EXERCISE TASK —
The entire listing is to be repeated verbatim.

* Begin MATERIAL SHOWN *

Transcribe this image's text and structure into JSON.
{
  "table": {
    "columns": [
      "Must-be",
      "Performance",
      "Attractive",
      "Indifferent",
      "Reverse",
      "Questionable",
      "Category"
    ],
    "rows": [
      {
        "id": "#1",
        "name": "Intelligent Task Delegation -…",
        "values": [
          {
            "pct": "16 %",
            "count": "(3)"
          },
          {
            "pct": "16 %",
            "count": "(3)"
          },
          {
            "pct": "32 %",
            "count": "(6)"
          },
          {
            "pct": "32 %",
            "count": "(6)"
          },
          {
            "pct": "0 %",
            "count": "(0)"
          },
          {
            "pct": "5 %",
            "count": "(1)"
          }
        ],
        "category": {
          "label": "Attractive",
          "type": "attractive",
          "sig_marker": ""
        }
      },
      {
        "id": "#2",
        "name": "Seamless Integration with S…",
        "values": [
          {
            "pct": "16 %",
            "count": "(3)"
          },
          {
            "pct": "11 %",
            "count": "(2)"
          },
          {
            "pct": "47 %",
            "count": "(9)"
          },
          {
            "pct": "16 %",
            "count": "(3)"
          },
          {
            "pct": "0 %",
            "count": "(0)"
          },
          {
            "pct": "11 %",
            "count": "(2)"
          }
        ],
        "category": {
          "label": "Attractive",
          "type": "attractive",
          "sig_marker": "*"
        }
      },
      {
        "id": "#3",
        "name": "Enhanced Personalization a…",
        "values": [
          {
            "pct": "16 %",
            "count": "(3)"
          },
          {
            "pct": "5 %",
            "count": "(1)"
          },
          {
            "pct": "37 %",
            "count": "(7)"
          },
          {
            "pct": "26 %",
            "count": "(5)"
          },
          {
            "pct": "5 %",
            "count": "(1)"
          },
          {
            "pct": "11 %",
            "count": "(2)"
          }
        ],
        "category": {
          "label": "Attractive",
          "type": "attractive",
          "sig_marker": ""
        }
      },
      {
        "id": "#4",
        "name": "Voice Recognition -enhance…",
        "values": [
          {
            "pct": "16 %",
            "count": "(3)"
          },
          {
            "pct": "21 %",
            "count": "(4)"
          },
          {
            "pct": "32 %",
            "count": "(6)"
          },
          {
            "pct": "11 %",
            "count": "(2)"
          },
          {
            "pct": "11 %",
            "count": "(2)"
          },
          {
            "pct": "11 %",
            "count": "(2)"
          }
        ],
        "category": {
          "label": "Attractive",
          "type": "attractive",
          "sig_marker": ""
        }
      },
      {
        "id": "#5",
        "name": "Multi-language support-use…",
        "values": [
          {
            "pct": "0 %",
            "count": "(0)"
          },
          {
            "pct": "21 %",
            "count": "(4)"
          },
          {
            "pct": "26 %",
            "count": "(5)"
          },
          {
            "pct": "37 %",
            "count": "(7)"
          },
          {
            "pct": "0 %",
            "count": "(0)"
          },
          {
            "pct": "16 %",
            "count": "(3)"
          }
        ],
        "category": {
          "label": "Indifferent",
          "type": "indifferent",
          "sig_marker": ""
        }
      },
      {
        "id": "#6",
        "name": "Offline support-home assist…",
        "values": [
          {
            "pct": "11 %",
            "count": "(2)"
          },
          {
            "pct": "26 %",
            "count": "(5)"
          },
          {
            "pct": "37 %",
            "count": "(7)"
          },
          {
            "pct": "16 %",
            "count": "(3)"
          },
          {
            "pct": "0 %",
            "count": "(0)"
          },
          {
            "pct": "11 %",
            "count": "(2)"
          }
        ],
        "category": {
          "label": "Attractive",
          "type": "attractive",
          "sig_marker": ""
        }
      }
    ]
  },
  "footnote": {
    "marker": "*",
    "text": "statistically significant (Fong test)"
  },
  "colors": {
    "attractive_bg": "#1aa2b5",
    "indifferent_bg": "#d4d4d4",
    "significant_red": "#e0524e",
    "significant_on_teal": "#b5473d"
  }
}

* End MATERIAL SHOWN *

WORKED ANSWER —
Transcribe this image's text and structure into JSON.
{
  "table": {
    "columns": [
      "Must-be",
      "Performance",
      "Attractive",
      "Indifferent",
      "Reverse",
      "Questionable",
      "Category"
    ],
    "rows": [
      {
        "id": "#1",
        "name": "Intelligent Task Delegation -…",
        "values": [
          {
            "pct": "16 %",
            "count": "(3)"
          },
          {
            "pct": "16 %",
            "count": "(3)"
          },
          {
            "pct": "32 %",
            "count": "(6)"
          },
          {
            "pct": "32 %",
            "count": "(6)"
          },
          {
            "pct": "0 %",
            "count": "(0)"
          },
          {
            "pct": "5 %",
            "count": "(1)"
          }
        ],
        "category": {
          "label": "Attractive",
          "type": "attractive",
          "sig_marker": ""
        }
      },
      {
        "id": "#2",
        "name": "Seamless Integration with S…",
        "values": [
          {
            "pct": "16 %",
            "count": "(3)"
          },
          {
            "pct": "11 %",
            "count": "(2)"
          },
          {
            "pct": "47 %",
            "count": "(9)"
          },
          {
            "pct": "16 %",
            "count": "(3)"
          },
          {
            "pct": "0 %",
            "count": "(0)"
          },
          {
            "pct": "11 %",
            "count": "(2)"
          }
        ],
        "category": {
          "label": "Attractive",
          "type": "attractive",
          "sig_marker": "*"
        }
      },
      {
        "id": "#3",
        "name": "Enhanced Personalization a…",
        "values": [
          {
            "pct": "16 %",
            "count": "(3)"
          },
          {
            "pct": "5 %",
            "count": "(1)"
          },
          {
            "pct": "37 %",
            "count": "(7)"
          },
          {
            "pct": "26 %",
            "count": "(5)"
          },
          {
            "pct": "5 %",
            "count": "(1)"
          },
          {
            "pct": "11 %",
            "count": "(2)"
          }
        ],
        "category": {
          "label": "Attractive",
          "type": "attractive",
          "sig_marker": ""
        }
      },
      {
        "id": "#4",
        "name": "Voice Recognition -enhance…",
        "values": [
          {
            "pct": "16 %",
            "count": "(3)"
          },
          {
            "pct": "21 %",
            "count": "(4)"
          },
          {
            "pct": "32 %",
            "count": "(6)"
          },
          {
            "pct": "11 %",
            "count": "(2)"
          },
          {
            "pct": "11 %",
            "count": "(2)"
          },
          {
            "pct": "11 %",
            "count": "(2)"
          }
        ],
        "category": {
          "label": "Attractive",
          "type": "attractive",
          "sig_marker": ""
        }
      },
      {
        "id": "#5",
        "name": "Multi-language support-use…",
        "values": [
          {
            "pct": "0 %",
            "count": "(0)"
          },
          {
            "pct": "21 %",
            "count": "(4)"
          },
          {
            "pct": "26 %",
            "count": "(5)"
          },
          {
            "pct": "37 %",
            "count": "(7)"
          },
          {
            "pct": "0 %",
            "count": "(0)"
          },
          {
            "pct": "16 %",
            "count": "(3)"
          }
        ],
        "category": {
          "label": "Indifferent",
          "type": "indifferent",
          "sig_marker": ""
        }
      },
      {
        "id": "#6",
        "name": "Offline support-home assist…",
        "values": [
          {
            "pct": "11 %",
            "count": "(2)"
          },
          {
            "pct": "26 %",
            "count": "(5)"
          },
          {
            "pct": "37 %",
            "count": "(7)"
          },
          {
            "pct": "16 %",
            "count": "(3)"
          },
          {
            "pct": "0 %",
            "count": "(0)"
          },
          {
            "pct": "11 %",
            "count": "(2)"
          }
        ],
        "category": {
          "label": "Attractive",
          "type": "attractive",
          "sig_marker": ""
        }
      }
    ]
  },
  "footnote": {
    "marker": "*",
    "text": "statistically significant (Fong test)"
  },
  "colors": {
    "attractive_bg": "#1aa2b5",
    "indifferent_bg": "#d4d4d4",
    "significant_red": "#e0524e",
    "significant_on_teal": "#b5473d"
  }
}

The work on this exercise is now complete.